WHAT TO WORK ON –
The records below need retyping in full; give them again exactly.

-*-*-

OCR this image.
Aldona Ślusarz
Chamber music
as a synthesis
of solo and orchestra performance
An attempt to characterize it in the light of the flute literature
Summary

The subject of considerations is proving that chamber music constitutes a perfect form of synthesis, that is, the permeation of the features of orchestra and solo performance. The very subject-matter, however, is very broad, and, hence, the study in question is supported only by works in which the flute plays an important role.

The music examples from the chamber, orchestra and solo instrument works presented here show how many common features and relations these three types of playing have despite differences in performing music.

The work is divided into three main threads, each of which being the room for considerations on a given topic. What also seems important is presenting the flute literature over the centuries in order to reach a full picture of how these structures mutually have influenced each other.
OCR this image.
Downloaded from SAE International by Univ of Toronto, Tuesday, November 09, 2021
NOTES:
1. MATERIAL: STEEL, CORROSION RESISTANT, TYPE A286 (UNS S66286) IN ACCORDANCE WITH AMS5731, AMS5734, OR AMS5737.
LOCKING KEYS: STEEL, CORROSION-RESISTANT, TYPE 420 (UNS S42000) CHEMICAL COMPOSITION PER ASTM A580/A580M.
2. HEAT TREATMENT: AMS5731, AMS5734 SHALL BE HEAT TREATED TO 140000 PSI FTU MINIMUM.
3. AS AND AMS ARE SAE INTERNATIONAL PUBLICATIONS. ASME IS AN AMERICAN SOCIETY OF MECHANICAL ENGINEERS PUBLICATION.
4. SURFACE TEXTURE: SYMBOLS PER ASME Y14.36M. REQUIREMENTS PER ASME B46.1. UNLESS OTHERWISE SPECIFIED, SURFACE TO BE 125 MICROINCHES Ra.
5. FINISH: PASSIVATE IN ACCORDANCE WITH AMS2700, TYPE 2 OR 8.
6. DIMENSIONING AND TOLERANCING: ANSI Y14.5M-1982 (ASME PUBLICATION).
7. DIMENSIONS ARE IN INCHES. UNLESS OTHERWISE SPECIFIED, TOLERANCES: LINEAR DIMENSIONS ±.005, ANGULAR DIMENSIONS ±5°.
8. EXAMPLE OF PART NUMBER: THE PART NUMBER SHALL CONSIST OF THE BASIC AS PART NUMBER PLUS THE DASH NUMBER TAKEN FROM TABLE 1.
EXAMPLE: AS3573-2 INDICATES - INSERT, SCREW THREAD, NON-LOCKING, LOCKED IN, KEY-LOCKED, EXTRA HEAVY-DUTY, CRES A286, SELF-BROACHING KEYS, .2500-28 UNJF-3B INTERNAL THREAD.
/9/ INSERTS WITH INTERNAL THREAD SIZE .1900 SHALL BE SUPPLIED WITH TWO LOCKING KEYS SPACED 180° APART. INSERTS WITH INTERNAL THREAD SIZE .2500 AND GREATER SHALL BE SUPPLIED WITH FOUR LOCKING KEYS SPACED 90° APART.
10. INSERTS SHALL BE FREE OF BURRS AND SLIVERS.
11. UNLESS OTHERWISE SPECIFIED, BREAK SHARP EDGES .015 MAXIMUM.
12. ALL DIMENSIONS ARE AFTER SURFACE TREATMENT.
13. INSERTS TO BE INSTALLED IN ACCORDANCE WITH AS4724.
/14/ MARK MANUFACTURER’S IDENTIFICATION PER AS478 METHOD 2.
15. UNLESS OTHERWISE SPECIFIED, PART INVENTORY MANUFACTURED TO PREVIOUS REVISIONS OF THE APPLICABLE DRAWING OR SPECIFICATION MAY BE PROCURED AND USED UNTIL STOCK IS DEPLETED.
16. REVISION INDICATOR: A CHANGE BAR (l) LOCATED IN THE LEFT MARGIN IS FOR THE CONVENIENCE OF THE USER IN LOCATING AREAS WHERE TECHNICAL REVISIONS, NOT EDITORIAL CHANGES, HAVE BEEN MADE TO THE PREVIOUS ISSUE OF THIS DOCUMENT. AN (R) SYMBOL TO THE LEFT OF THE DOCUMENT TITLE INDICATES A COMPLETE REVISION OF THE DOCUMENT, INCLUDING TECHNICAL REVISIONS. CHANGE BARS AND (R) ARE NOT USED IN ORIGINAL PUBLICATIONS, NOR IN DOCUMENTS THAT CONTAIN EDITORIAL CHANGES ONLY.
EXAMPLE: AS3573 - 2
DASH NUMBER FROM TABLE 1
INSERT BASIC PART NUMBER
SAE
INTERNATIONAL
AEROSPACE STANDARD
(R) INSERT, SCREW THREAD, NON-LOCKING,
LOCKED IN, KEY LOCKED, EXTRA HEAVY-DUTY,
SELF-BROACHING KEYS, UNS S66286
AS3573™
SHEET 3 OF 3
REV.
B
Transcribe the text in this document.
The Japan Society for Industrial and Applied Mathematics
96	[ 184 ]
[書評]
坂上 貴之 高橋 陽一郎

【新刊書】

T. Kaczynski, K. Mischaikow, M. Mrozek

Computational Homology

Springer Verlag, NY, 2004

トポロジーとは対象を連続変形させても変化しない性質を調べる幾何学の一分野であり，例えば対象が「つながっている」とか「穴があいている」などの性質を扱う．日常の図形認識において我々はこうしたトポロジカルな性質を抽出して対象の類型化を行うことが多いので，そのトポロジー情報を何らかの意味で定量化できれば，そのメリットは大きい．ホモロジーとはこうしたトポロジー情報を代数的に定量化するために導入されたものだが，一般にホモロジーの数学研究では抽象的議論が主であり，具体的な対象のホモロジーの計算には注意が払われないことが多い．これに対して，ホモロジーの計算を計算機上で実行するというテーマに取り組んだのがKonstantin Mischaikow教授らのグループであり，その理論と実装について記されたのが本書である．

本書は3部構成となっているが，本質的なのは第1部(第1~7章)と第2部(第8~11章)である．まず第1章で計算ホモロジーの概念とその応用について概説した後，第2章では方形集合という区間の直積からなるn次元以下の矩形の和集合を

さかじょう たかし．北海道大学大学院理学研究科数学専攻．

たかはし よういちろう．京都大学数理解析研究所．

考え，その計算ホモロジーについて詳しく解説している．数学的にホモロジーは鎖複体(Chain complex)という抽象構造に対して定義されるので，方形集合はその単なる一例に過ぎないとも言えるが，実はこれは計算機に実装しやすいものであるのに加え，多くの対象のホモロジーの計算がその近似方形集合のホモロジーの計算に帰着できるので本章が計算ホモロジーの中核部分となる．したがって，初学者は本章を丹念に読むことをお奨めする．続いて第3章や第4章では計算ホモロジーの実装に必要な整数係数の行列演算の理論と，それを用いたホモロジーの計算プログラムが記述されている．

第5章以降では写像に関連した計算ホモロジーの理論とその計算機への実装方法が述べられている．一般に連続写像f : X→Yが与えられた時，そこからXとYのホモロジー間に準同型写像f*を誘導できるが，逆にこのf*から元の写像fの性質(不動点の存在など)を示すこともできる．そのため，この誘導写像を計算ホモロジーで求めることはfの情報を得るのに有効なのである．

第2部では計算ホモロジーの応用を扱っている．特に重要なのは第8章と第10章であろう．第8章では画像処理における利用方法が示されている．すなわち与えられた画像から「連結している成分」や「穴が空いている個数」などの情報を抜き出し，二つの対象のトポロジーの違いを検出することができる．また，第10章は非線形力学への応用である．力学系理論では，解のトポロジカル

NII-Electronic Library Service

-*-*-

OUTPUT –
OCR this image.
Aldona Ślusarz
Chamber music
as a synthesis
of solo and orchestra performance
An attempt to characterize it in the light of the flute literature
Summary

The subject of considerations is proving that chamber music constitutes a perfect form of synthesis, that is, the permeation of the features of orchestra and solo performance. The very subject-matter, however, is very broad, and, hence, the study in question is supported only by works in which the flute plays an important role.

The music examples from the chamber, orchestra and solo instrument works presented here show how many common features and relations these three types of playing have despite differences in performing music.

The work is divided into three main threads, each of which being the room for considerations on a given topic. What also seems important is presenting the flute literature over the centuries in order to reach a full picture of how these structures mutually have influenced each other.
OCR this image.
Downloaded from SAE International by Univ of Toronto, Tuesday, November 09, 2021
NOTES:
1. MATERIAL: STEEL, CORROSION RESISTANT, TYPE A286 (UNS S66286) IN ACCORDANCE WITH AMS5731, AMS5734, OR AMS5737.
LOCKING KEYS: STEEL, CORROSION-RESISTANT, TYPE 420 (UNS S42000) CHEMICAL COMPOSITION PER ASTM A580/A580M.
2. HEAT TREATMENT: AMS5731, AMS5734 SHALL BE HEAT TREATED TO 140000 PSI FTU MINIMUM.
3. AS AND AMS ARE SAE INTERNATIONAL PUBLICATIONS. ASME IS AN AMERICAN SOCIETY OF MECHANICAL ENGINEERS PUBLICATION.
4. SURFACE TEXTURE: SYMBOLS PER ASME Y14.36M. REQUIREMENTS PER ASME B46.1. UNLESS OTHERWISE SPECIFIED, SURFACE TO BE 125 MICROINCHES Ra.
5. FINISH: PASSIVATE IN ACCORDANCE WITH AMS2700, TYPE 2 OR 8.
6. DIMENSIONING AND TOLERANCING: ANSI Y14.5M-1982 (ASME PUBLICATION).
7. DIMENSIONS ARE IN INCHES. UNLESS OTHERWISE SPECIFIED, TOLERANCES: LINEAR DIMENSIONS ±.005, ANGULAR DIMENSIONS ±5°.
8. EXAMPLE OF PART NUMBER: THE PART NUMBER SHALL CONSIST OF THE BASIC AS PART NUMBER PLUS THE DASH NUMBER TAKEN FROM TABLE 1.
EXAMPLE: AS3573-2 INDICATES - INSERT, SCREW THREAD, NON-LOCKING, LOCKED IN, KEY-LOCKED, EXTRA HEAVY-DUTY, CRES A286, SELF-BROACHING KEYS, .2500-28 UNJF-3B INTERNAL THREAD.
/9/ INSERTS WITH INTERNAL THREAD SIZE .1900 SHALL BE SUPPLIED WITH TWO LOCKING KEYS SPACED 180° APART. INSERTS WITH INTERNAL THREAD SIZE .2500 AND GREATER SHALL BE SUPPLIED WITH FOUR LOCKING KEYS SPACED 90° APART.
10. INSERTS SHALL BE FREE OF BURRS AND SLIVERS.
11. UNLESS OTHERWISE SPECIFIED, BREAK SHARP EDGES .015 MAXIMUM.
12. ALL DIMENSIONS ARE AFTER SURFACE TREATMENT.
13. INSERTS TO BE INSTALLED IN ACCORDANCE WITH AS4724.
/14/ MARK MANUFACTURER’S IDENTIFICATION PER AS478 METHOD 2.
15. UNLESS OTHERWISE SPECIFIED, PART INVENTORY MANUFACTURED TO PREVIOUS REVISIONS OF THE APPLICABLE DRAWING OR SPECIFICATION MAY BE PROCURED AND USED UNTIL STOCK IS DEPLETED.
16. REVISION INDICATOR: A CHANGE BAR (l) LOCATED IN THE LEFT MARGIN IS FOR THE CONVENIENCE OF THE USER IN LOCATING AREAS WHERE TECHNICAL REVISIONS, NOT EDITORIAL CHANGES, HAVE BEEN MADE TO THE PREVIOUS ISSUE OF THIS DOCUMENT. AN (R) SYMBOL TO THE LEFT OF THE DOCUMENT TITLE INDICATES A COMPLETE REVISION OF THE DOCUMENT, INCLUDING TECHNICAL REVISIONS. CHANGE BARS AND (R) ARE NOT USED IN ORIGINAL PUBLICATIONS, NOR IN DOCUMENTS THAT CONTAIN EDITORIAL CHANGES ONLY.
EXAMPLE: AS3573 - 2
DASH NUMBER FROM TABLE 1
INSERT BASIC PART NUMBER
SAE
INTERNATIONAL
AEROSPACE STANDARD
(R) INSERT, SCREW THREAD, NON-LOCKING,
LOCKED IN, KEY LOCKED, EXTRA HEAVY-DUTY,
SELF-BROACHING KEYS, UNS S66286
AS3573™
SHEET 3 OF 3
REV.
B
Transcribe the text in this document.
The Japan Society for Industrial and Applied Mathematics
96	[ 184 ]
[書評]
坂上 貴之 高橋 陽一郎

【新刊書】

T. Kaczynski, K. Mischaikow, M. Mrozek

Computational Homology

Springer Verlag, NY, 2004

トポロジーとは対象を連続変形させても変化しない性質を調べる幾何学の一分野であり，例えば対象が「つながっている」とか「穴があいている」などの性質を扱う．日常の図形認識において我々はこうしたトポロジカルな性質を抽出して対象の類型化を行うことが多いので，そのトポロジー情報を何らかの意味で定量化できれば，そのメリットは大きい．ホモロジーとはこうしたトポロジー情報を代数的に定量化するために導入されたものだが，一般にホモロジーの数学研究では抽象的議論が主であり，具体的な対象のホモロジーの計算には注意が払われないことが多い．これに対して，ホモロジーの計算を計算機上で実行するというテーマに取り組んだのがKonstantin Mischaikow教授らのグループであり，その理論と実装について記されたのが本書である．

本書は3部構成となっているが，本質的なのは第1部(第1~7章)と第2部(第8~11章)である．まず第1章で計算ホモロジーの概念とその応用について概説した後，第2章では方形集合という区間の直積からなるn次元以下の矩形の和集合を

さかじょう たかし．北海道大学大学院理学研究科数学専攻．

たかはし よういちろう．京都大学数理解析研究所．

考え，その計算ホモロジーについて詳しく解説している．数学的にホモロジーは鎖複体(Chain complex)という抽象構造に対して定義されるので，方形集合はその単なる一例に過ぎないとも言えるが，実はこれは計算機に実装しやすいものであるのに加え，多くの対象のホモロジーの計算がその近似方形集合のホモロジーの計算に帰着できるので本章が計算ホモロジーの中核部分となる．したがって，初学者は本章を丹念に読むことをお奨めする．続いて第3章や第4章では計算ホモロジーの実装に必要な整数係数の行列演算の理論と，それを用いたホモロジーの計算プログラムが記述されている．

第5章以降では写像に関連した計算ホモロジーの理論とその計算機への実装方法が述べられている．一般に連続写像f : X→Yが与えられた時，そこからXとYのホモロジー間に準同型写像f*を誘導できるが，逆にこのf*から元の写像fの性質(不動点の存在など)を示すこともできる．そのため，この誘導写像を計算ホモロジーで求めることはfの情報を得るのに有効なのである．

第2部では計算ホモロジーの応用を扱っている．特に重要なのは第8章と第10章であろう．第8章では画像処理における利用方法が示されている．すなわち与えられた画像から「連結している成分」や「穴が空いている個数」などの情報を抜き出し，二つの対象のトポロジーの違いを検出することができる．また，第10章は非線形力学への応用である．力学系理論では，解のトポロジカル

NII-Electronic Library Service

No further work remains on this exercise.